#### Prompt
Print the entries below word for word; the pictures stay out of your copy.

**** Given information ****

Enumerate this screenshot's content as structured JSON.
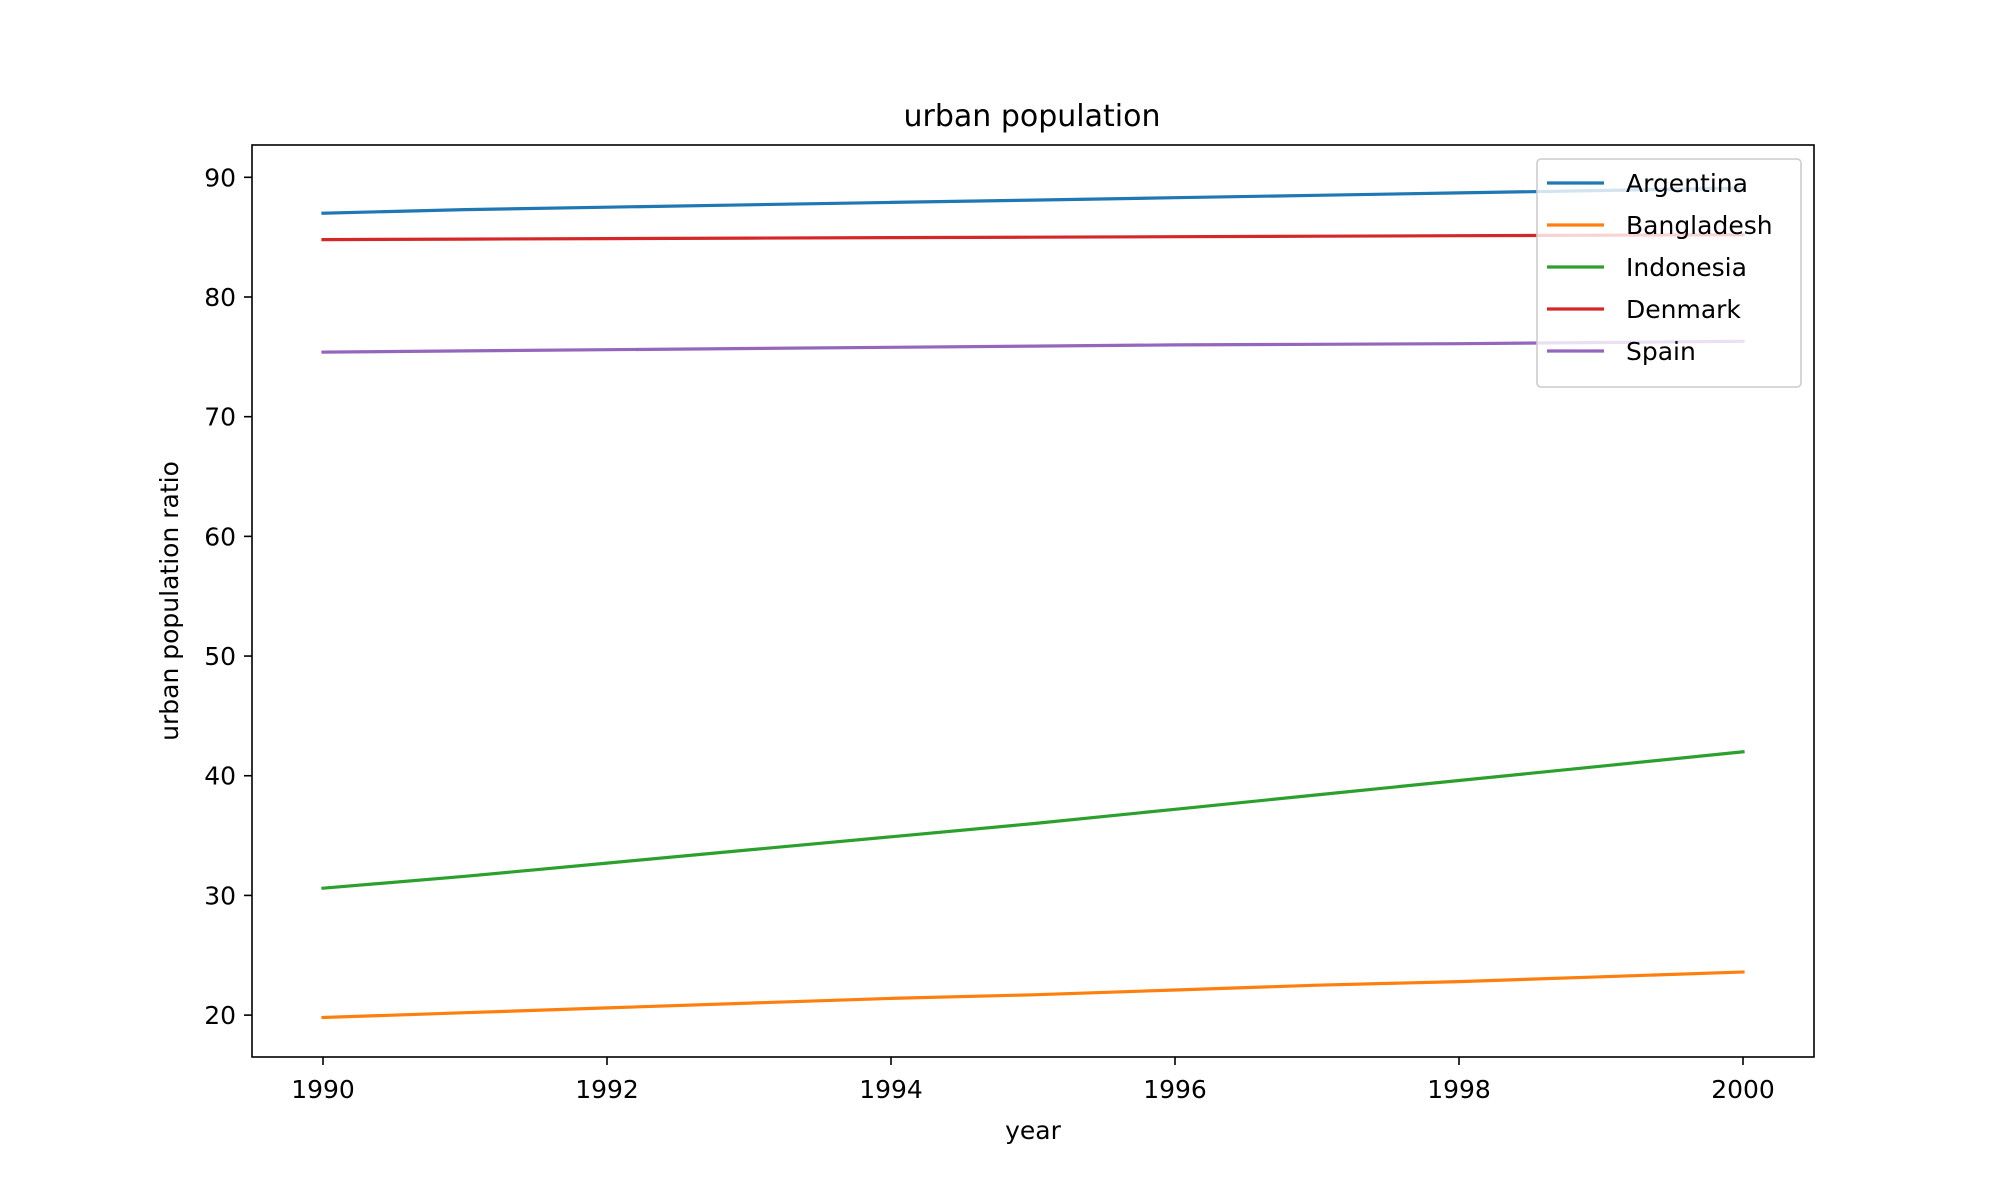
{
  "chart_data": {
    "type": "line",
    "title": "urban population",
    "xlabel": "year",
    "ylabel": "urban population ratio",
    "x": [
      1990,
      1991,
      1992,
      1993,
      1994,
      1995,
      1996,
      1997,
      1998,
      1999,
      2000
    ],
    "xlim": [
      1989.5,
      2000.5
    ],
    "ylim": [
      16.5,
      92.7
    ],
    "xticks": [
      1990,
      1992,
      1994,
      1996,
      1998,
      2000
    ],
    "yticks": [
      20,
      30,
      40,
      50,
      60,
      70,
      80,
      90
    ],
    "grid": false,
    "legend_position": "top-right",
    "series": [
      {
        "name": "Argentina",
        "color": "#1f77b4",
        "values": [
          87.0,
          87.3,
          87.5,
          87.7,
          87.9,
          88.1,
          88.3,
          88.5,
          88.7,
          88.9,
          89.1
        ]
      },
      {
        "name": "Bangladesh",
        "color": "#ff7f0e",
        "values": [
          19.8,
          20.2,
          20.6,
          21.0,
          21.4,
          21.7,
          22.1,
          22.5,
          22.8,
          23.2,
          23.6
        ]
      },
      {
        "name": "Indonesia",
        "color": "#2ca02c",
        "values": [
          30.6,
          31.6,
          32.7,
          33.8,
          34.9,
          36.0,
          37.2,
          38.4,
          39.6,
          40.8,
          42.0
        ]
      },
      {
        "name": "Denmark",
        "color": "#d62728",
        "values": [
          84.8,
          84.84,
          84.88,
          84.92,
          84.96,
          85.0,
          85.04,
          85.08,
          85.12,
          85.16,
          85.2
        ]
      },
      {
        "name": "Spain",
        "color": "#9467bd",
        "values": [
          75.4,
          75.5,
          75.6,
          75.7,
          75.8,
          75.9,
          76.0,
          76.05,
          76.1,
          76.2,
          76.3
        ]
      }
    ]
  }
}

****

#### Task output
Enumerate this screenshot's content as structured JSON.
{
  "chart_data": {
    "type": "line",
    "title": "urban population",
    "xlabel": "year",
    "ylabel": "urban population ratio",
    "x": [
      1990,
      1991,
      1992,
      1993,
      1994,
      1995,
      1996,
      1997,
      1998,
      1999,
      2000
    ],
    "xlim": [
      1989.5,
      2000.5
    ],
    "ylim": [
      16.5,
      92.7
    ],
    "xticks": [
      1990,
      1992,
      1994,
      1996,
      1998,
      2000
    ],
    "yticks": [
      20,
      30,
      40,
      50,
      60,
      70,
      80,
      90
    ],
    "grid": false,
    "legend_position": "top-right",
    "series": [
      {
        "name": "Argentina",
        "color": "#1f77b4",
        "values": [
          87.0,
          87.3,
          87.5,
          87.7,
          87.9,
          88.1,
          88.3,
          88.5,
          88.7,
          88.9,
          89.1
        ]
      },
      {
        "name": "Bangladesh",
        "color": "#ff7f0e",
        "values": [
          19.8,
          20.2,
          20.6,
          21.0,
          21.4,
          21.7,
          22.1,
          22.5,
          22.8,
          23.2,
          23.6
        ]
      },
      {
        "name": "Indonesia",
        "color": "#2ca02c",
        "values": [
          30.6,
          31.6,
          32.7,
          33.8,
          34.9,
          36.0,
          37.2,
          38.4,
          39.6,
          40.8,
          42.0
        ]
      },
      {
        "name": "Denmark",
        "color": "#d62728",
        "values": [
          84.8,
          84.84,
          84.88,
          84.92,
          84.96,
          85.0,
          85.04,
          85.08,
          85.12,
          85.16,
          85.2
        ]
      },
      {
        "name": "Spain",
        "color": "#9467bd",
        "values": [
          75.4,
          75.5,
          75.6,
          75.7,
          75.8,
          75.9,
          76.0,
          76.05,
          76.1,
          76.2,
          76.3
        ]
      }
    ]
  }
}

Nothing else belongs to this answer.